• [Given problem] Look through the records that follow. Copy every line containing the word "Unknown".

• [Source data]
<<<<
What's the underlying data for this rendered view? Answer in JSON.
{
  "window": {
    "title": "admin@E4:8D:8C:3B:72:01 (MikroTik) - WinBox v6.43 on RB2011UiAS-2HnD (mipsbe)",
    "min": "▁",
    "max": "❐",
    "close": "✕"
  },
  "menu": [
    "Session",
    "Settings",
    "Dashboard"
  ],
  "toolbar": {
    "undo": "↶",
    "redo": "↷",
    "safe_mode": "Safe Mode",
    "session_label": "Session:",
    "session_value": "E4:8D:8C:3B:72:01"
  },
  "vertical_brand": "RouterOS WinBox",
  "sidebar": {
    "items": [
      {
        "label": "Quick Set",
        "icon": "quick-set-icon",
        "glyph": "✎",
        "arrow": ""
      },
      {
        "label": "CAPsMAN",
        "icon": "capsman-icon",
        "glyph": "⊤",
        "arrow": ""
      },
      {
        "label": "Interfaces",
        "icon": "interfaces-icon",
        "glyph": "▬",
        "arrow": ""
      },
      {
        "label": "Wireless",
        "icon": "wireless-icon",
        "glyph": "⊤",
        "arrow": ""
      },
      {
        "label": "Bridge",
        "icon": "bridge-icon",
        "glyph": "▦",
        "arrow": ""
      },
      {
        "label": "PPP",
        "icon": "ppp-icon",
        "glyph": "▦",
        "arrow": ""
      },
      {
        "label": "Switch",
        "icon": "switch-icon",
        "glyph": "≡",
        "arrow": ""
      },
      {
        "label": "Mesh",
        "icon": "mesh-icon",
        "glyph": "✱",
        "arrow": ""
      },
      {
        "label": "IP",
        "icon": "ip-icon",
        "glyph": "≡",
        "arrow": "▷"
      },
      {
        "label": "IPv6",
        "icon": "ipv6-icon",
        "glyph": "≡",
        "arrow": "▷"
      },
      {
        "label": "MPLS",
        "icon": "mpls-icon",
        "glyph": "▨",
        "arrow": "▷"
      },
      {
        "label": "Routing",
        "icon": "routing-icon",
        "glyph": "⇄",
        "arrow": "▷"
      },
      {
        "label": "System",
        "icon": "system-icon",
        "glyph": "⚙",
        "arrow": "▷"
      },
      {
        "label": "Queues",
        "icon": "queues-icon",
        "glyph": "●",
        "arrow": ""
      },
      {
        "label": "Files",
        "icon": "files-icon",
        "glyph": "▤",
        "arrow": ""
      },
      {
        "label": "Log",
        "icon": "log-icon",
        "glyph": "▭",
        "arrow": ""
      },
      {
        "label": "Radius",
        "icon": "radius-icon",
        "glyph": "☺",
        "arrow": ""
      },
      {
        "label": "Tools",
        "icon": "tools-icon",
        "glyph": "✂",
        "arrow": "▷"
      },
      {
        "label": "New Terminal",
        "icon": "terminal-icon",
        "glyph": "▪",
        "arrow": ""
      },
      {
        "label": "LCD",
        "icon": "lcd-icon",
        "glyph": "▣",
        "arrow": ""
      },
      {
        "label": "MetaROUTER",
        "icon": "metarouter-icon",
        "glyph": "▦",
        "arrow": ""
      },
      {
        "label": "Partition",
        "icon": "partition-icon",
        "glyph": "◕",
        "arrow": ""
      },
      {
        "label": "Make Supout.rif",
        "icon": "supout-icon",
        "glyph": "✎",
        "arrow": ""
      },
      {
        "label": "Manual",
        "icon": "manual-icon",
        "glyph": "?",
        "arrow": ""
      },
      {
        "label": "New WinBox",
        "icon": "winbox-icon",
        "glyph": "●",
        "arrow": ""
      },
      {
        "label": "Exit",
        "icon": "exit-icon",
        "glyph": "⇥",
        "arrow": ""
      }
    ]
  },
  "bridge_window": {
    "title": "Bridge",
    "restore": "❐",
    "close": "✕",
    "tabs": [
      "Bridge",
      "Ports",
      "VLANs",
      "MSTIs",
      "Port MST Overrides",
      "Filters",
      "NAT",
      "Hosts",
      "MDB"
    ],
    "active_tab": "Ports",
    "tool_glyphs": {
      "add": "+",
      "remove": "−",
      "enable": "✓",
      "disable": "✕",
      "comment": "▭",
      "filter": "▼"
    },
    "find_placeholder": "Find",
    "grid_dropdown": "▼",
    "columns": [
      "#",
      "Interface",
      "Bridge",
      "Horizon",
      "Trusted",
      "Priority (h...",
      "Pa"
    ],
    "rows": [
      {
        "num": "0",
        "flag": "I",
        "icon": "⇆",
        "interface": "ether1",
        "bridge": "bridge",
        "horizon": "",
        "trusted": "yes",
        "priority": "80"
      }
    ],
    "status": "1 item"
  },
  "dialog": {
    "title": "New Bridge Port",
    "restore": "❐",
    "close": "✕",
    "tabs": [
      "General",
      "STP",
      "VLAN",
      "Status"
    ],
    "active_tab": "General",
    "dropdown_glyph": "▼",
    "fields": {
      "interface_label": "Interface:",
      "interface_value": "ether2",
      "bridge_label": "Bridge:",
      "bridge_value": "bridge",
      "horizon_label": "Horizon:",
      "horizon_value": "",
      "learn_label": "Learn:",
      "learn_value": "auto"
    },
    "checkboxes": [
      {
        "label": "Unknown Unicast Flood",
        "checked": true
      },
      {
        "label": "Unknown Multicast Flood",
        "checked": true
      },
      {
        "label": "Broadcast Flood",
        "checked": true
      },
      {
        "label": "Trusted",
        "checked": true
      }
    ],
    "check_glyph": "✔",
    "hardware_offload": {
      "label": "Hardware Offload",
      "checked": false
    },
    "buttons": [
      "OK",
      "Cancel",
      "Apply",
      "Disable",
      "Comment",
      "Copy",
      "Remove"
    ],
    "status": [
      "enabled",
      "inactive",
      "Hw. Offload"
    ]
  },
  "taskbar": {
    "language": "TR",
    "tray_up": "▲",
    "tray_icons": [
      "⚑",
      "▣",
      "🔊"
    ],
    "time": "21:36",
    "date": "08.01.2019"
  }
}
>>>>
• [Complete output]
        "label": "Unknown Unicast Flood",
        "label": "Unknown Multicast Flood",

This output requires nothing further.